GIVEN PROBLEM:
Pick every line from the data that holds the word "ylabel".

DATA SHOWN:
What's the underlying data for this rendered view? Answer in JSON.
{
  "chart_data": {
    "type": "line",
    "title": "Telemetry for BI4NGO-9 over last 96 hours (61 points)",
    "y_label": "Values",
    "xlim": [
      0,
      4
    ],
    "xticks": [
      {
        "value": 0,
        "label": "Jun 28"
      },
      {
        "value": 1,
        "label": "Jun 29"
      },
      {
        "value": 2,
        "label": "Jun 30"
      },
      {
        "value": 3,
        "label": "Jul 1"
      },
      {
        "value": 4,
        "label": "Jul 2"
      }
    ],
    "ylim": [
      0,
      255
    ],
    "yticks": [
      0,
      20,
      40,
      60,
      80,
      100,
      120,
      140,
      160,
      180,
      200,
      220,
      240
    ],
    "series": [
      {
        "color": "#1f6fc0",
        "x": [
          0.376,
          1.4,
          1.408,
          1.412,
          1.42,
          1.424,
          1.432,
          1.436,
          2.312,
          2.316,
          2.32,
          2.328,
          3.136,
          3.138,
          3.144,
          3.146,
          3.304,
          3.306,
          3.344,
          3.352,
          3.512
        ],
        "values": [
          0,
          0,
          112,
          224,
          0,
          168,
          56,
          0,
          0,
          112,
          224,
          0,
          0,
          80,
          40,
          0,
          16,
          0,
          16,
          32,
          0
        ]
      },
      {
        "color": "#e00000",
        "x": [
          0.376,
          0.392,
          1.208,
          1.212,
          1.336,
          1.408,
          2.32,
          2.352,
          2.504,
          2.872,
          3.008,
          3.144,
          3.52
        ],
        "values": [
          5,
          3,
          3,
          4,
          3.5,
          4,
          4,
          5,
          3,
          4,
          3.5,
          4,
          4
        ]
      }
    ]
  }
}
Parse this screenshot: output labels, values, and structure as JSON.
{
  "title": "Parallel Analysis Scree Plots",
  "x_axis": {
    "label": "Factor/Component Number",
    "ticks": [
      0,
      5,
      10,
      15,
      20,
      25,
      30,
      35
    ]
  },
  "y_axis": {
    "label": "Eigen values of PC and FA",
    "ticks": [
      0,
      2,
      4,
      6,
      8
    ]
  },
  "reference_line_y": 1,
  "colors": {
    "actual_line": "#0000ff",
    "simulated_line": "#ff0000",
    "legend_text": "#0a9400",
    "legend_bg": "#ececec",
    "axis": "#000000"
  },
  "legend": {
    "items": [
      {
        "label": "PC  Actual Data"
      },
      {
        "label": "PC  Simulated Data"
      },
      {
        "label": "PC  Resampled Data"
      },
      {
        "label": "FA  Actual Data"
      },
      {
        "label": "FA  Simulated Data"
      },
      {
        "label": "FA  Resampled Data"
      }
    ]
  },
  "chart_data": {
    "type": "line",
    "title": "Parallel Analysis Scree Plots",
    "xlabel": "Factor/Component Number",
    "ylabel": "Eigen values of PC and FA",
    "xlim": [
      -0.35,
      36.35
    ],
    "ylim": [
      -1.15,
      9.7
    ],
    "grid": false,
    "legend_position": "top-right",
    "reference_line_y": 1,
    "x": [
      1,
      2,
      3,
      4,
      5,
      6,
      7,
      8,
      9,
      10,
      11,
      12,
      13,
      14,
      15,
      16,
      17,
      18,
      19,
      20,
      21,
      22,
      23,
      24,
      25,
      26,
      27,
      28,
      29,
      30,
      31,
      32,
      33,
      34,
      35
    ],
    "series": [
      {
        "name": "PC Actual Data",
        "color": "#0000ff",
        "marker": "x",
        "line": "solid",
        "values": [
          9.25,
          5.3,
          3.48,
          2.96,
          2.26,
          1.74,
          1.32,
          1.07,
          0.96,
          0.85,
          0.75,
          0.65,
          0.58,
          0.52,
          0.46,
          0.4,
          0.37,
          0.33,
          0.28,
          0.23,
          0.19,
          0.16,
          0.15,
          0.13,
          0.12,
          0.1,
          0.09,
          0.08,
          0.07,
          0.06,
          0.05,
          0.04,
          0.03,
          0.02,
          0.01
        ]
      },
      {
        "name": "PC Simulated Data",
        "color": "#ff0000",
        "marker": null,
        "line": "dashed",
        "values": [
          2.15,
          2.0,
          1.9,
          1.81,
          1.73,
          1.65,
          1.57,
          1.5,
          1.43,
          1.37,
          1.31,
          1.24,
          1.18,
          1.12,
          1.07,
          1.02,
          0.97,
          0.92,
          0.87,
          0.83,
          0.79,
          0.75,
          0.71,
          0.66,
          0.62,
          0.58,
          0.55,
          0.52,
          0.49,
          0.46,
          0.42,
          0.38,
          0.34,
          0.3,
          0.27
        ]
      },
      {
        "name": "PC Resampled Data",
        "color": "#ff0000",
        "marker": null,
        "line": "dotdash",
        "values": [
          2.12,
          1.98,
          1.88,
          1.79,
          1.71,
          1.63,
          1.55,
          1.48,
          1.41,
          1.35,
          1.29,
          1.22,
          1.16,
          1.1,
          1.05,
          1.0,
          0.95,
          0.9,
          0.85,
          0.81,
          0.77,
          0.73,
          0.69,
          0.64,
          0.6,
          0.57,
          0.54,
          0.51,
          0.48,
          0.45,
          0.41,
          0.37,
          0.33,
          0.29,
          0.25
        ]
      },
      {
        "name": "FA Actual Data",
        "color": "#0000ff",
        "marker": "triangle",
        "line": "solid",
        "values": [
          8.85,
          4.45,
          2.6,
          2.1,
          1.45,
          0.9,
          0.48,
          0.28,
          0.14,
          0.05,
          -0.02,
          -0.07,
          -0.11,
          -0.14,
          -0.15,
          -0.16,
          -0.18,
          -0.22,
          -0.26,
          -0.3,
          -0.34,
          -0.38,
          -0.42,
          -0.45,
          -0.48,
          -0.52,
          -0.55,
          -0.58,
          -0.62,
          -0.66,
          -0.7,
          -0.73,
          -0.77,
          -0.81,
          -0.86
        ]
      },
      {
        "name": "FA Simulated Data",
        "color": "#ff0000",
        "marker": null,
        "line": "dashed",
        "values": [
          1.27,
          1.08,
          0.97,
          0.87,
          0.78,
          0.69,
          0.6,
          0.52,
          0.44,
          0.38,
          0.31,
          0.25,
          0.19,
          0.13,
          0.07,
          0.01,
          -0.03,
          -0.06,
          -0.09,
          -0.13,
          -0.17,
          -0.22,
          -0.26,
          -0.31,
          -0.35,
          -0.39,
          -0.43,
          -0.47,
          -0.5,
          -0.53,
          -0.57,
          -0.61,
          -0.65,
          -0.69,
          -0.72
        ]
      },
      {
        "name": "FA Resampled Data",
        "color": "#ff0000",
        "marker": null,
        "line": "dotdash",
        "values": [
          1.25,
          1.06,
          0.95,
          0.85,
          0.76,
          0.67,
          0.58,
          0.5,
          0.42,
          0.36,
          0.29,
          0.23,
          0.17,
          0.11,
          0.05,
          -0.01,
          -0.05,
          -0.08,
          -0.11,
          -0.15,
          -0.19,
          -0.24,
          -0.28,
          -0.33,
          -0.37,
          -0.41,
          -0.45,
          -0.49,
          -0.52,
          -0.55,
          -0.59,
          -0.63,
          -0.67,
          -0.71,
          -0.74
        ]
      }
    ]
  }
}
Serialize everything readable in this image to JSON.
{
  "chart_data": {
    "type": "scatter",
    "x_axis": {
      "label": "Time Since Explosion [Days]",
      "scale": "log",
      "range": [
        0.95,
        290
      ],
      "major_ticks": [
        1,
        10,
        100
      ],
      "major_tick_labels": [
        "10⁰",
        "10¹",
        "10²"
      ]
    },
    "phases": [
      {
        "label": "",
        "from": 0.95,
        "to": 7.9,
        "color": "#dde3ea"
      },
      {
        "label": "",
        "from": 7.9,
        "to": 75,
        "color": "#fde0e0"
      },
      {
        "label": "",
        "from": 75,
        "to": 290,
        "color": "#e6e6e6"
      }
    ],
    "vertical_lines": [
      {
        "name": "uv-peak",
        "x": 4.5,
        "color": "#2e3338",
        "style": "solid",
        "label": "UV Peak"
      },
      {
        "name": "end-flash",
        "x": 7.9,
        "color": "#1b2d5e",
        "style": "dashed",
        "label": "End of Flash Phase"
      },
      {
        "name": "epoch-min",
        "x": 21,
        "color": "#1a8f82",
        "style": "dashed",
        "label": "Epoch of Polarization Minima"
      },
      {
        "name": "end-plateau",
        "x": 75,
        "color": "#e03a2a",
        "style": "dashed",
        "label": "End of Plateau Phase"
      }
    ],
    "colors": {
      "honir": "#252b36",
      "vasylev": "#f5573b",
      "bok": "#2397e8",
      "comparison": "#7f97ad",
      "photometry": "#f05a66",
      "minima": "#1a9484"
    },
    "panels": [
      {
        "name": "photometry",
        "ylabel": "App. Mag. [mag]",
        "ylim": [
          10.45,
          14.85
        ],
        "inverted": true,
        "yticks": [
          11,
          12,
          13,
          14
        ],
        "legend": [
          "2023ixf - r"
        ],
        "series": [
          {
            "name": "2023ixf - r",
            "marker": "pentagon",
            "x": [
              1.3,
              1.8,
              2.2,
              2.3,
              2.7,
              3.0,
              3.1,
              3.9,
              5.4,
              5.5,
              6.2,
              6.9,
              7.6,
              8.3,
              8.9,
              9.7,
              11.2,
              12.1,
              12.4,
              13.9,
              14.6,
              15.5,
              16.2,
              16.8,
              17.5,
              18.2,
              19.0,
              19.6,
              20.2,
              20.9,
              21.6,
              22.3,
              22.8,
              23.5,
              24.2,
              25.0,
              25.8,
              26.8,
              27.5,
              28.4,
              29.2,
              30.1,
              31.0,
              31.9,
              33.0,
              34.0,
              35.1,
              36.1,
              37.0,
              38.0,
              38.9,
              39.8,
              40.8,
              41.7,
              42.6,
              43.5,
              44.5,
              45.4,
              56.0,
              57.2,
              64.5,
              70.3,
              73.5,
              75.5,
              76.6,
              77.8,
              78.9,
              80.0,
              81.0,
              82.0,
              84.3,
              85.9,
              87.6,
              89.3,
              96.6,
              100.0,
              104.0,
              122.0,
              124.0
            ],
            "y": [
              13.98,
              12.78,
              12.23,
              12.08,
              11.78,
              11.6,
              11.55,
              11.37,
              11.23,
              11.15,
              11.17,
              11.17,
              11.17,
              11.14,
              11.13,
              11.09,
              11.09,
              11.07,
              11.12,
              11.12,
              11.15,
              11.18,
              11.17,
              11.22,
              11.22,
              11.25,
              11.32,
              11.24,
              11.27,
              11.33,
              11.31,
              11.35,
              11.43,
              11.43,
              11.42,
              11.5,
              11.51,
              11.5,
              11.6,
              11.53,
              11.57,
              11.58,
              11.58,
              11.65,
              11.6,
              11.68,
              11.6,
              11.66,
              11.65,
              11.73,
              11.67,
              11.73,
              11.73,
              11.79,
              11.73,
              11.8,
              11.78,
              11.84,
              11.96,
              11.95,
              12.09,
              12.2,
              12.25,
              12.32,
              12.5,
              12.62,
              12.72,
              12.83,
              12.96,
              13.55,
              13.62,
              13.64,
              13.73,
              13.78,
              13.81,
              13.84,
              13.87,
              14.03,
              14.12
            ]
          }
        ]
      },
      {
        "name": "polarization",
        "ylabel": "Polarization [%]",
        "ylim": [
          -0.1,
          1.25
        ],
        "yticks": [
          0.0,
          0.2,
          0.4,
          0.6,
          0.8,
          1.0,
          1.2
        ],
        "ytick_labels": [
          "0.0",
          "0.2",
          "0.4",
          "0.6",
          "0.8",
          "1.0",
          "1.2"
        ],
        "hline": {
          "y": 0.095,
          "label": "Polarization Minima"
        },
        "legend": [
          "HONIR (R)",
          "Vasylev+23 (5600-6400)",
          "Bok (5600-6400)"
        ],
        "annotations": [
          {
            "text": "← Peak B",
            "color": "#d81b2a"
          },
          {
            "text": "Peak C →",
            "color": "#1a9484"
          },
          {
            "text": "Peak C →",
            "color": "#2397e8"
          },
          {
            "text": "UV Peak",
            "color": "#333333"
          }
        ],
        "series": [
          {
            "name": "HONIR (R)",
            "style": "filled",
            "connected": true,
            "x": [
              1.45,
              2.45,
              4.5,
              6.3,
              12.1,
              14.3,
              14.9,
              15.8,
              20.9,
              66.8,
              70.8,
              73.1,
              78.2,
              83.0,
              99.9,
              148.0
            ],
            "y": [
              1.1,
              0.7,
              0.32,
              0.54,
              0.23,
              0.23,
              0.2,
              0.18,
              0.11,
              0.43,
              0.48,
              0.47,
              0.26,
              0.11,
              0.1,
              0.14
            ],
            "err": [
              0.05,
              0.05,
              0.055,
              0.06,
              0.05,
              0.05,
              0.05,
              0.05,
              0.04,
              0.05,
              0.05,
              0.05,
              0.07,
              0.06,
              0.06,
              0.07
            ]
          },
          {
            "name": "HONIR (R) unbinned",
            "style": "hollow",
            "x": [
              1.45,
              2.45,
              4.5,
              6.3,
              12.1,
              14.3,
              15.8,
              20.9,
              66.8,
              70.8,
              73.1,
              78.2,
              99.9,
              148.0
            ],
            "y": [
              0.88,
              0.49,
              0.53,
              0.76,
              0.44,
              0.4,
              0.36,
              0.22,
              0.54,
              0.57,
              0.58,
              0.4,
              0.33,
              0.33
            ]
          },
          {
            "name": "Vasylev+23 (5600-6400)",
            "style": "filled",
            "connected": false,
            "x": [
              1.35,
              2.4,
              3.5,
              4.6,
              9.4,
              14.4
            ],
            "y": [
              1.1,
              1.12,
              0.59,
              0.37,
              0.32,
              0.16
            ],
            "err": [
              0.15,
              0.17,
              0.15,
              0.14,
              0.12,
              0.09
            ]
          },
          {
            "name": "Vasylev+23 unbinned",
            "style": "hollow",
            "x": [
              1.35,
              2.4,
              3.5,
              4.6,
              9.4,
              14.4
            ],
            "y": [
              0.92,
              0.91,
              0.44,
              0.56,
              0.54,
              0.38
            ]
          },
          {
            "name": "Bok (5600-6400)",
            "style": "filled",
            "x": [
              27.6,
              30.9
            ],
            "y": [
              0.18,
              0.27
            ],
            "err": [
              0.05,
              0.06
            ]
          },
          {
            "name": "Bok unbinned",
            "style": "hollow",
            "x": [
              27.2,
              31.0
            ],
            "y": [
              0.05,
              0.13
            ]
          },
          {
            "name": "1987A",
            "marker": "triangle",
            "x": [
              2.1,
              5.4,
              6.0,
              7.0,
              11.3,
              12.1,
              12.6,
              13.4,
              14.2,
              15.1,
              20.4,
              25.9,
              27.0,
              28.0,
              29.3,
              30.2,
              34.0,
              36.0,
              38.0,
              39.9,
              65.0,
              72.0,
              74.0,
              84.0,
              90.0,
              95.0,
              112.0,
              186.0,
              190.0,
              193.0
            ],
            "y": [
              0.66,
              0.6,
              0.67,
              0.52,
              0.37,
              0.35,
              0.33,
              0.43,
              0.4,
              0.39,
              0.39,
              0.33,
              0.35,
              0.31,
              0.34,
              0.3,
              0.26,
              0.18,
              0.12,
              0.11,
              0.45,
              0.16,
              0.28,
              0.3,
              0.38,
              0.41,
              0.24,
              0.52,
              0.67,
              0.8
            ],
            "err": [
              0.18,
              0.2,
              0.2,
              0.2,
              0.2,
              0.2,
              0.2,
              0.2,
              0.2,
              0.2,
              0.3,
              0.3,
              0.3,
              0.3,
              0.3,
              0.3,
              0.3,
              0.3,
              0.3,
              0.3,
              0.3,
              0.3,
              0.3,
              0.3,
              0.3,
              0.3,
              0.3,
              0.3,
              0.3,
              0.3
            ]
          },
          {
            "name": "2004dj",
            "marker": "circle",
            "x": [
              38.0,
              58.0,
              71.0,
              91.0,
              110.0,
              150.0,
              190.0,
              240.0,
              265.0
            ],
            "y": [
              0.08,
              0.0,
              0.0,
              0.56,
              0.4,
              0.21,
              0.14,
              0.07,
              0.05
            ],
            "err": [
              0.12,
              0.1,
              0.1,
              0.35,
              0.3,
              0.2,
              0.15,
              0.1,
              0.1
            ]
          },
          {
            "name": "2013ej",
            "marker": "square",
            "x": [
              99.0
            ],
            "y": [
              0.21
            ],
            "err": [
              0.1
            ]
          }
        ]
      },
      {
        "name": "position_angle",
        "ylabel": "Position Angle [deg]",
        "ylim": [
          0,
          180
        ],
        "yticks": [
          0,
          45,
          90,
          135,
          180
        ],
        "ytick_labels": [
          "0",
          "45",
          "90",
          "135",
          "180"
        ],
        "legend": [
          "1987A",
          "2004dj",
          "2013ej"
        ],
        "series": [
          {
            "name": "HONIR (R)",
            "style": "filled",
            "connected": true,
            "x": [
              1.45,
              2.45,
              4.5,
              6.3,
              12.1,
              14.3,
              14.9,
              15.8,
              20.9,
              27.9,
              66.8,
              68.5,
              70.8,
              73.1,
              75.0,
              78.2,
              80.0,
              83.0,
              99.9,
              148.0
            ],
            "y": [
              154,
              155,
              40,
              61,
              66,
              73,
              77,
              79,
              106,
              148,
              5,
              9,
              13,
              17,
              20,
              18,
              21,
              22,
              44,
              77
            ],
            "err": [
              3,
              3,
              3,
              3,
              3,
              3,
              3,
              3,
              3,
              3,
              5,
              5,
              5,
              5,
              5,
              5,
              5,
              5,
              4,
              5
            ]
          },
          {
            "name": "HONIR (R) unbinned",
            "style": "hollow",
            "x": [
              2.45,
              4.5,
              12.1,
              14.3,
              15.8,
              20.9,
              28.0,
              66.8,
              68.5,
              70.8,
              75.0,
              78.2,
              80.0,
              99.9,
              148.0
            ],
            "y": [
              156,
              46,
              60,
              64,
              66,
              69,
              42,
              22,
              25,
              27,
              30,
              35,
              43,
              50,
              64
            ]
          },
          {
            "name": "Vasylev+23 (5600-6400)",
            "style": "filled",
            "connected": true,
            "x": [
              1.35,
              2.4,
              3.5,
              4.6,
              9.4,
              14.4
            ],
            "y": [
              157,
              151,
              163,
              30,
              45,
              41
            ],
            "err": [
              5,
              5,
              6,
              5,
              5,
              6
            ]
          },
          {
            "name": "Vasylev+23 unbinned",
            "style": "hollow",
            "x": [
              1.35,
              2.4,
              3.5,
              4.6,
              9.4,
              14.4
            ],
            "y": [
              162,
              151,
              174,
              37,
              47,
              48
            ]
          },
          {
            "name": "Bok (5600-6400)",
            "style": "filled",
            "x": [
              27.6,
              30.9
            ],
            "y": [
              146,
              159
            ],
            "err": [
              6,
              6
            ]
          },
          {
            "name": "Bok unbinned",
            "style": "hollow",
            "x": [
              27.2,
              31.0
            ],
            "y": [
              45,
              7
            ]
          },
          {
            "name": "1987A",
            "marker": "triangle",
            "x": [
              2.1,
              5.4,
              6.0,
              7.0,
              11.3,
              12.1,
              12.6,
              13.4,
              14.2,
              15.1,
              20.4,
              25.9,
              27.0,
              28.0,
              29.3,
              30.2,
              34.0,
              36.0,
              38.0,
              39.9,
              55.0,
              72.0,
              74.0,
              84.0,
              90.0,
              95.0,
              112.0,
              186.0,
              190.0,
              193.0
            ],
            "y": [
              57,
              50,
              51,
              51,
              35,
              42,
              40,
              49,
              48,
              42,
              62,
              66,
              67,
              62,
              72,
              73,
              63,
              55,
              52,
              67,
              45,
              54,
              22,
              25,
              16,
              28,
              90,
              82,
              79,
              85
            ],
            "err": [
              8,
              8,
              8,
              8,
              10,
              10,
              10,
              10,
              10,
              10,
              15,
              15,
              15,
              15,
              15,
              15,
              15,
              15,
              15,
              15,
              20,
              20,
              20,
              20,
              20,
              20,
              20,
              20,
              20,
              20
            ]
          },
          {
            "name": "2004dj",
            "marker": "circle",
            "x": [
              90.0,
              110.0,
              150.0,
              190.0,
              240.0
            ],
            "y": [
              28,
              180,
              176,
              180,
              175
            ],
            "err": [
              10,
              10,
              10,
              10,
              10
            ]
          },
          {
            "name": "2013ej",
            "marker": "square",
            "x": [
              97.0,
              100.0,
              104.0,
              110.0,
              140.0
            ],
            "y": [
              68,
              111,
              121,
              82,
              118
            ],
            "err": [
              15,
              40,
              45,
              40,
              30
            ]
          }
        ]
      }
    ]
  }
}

RESULT OF THE TASK:
    "ylabel": "Eigen values of PC and FA",
        "ylabel": "App. Mag. [mag]",
        "ylabel": "Polarization [%]",
        "ylabel": "Position Angle [deg]",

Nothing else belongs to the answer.